#### [Exercise]
Your task is to output the listing word for word, with pictures excluded.

#### [Rows]
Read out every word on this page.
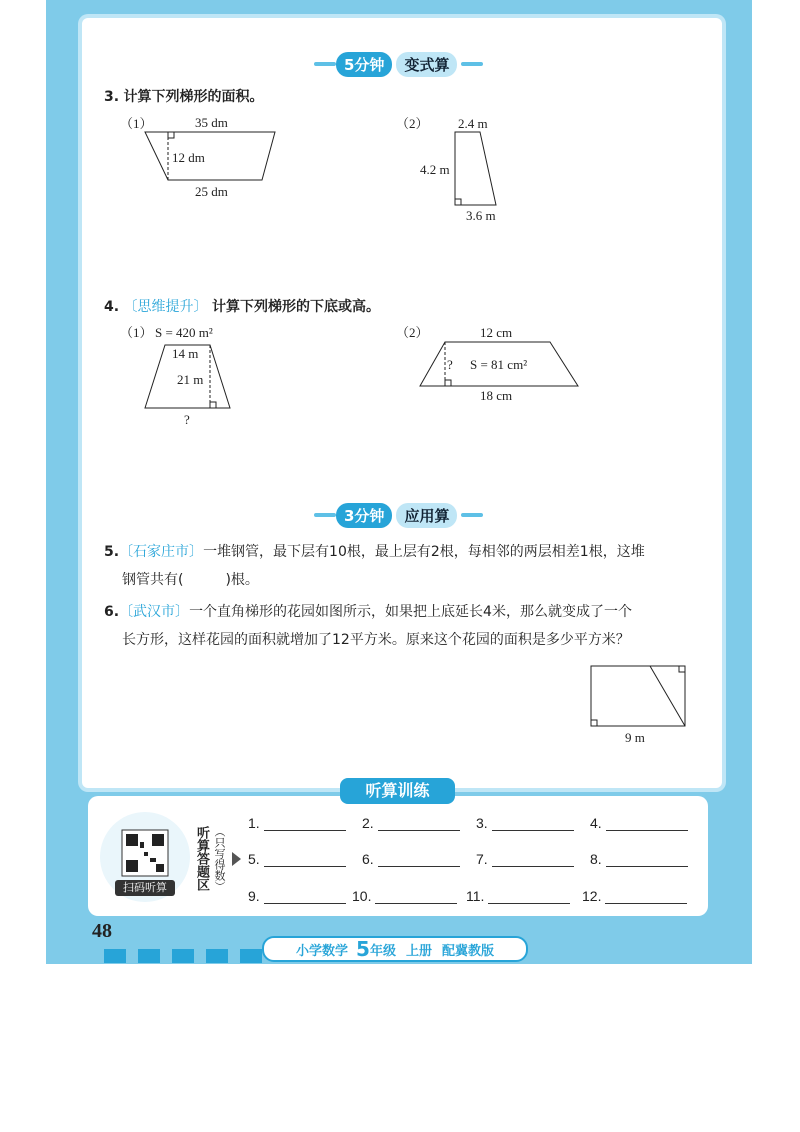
5分钟	变式算
3. 计算下列梯形的面积。
（1）	35 dm
12 dm
25 dm
（2） 2.4 m
4.2 m
3.6 m
4. 〔思维提升〕 计算下列梯形的下底或高。
（1） S = 420 m²
14 m
21 m
?
（2）	12 cm
? S = 81 cm²
18 cm
3分钟	应用算
5.〔石家庄市〕一堆钢管，最下层有10根，最上层有2根，每相邻的两层相差1根，这堆
钢管共有(　　　)根。
6.〔武汉市〕一个直角梯形的花园如图所示，如果把上底延长4米，那么就变成了一个
长方形，这样花园的面积就增加了12平方米。原来这个花园的面积是多少平方米？
9 m
听算训练
扫码听算	听算答题区 （只写得数）
1.	2.	3.	4.
5.	6.	7.	8.
9.	10.	11.	12.
48
小学数学 5 年级 上册 配冀教版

#### [Response]
Read out every word on this page.
5分钟	变式算
3. 计算下列梯形的面积。
（1）	35 dm
12 dm
25 dm
（2） 2.4 m
4.2 m
3.6 m
4. 〔思维提升〕 计算下列梯形的下底或高。
（1） S = 420 m²
14 m
21 m
?
（2）	12 cm
? S = 81 cm²
18 cm
3分钟	应用算
5.〔石家庄市〕一堆钢管，最下层有10根，最上层有2根，每相邻的两层相差1根，这堆
钢管共有(　　　)根。
6.〔武汉市〕一个直角梯形的花园如图所示，如果把上底延长4米，那么就变成了一个
长方形，这样花园的面积就增加了12平方米。原来这个花园的面积是多少平方米？
9 m
听算训练
扫码听算	听算答题区 （只写得数）
1.	2.	3.	4.
5.	6.	7.	8.
9.	10.	11.	12.
48
小学数学 5 年级 上册 配冀教版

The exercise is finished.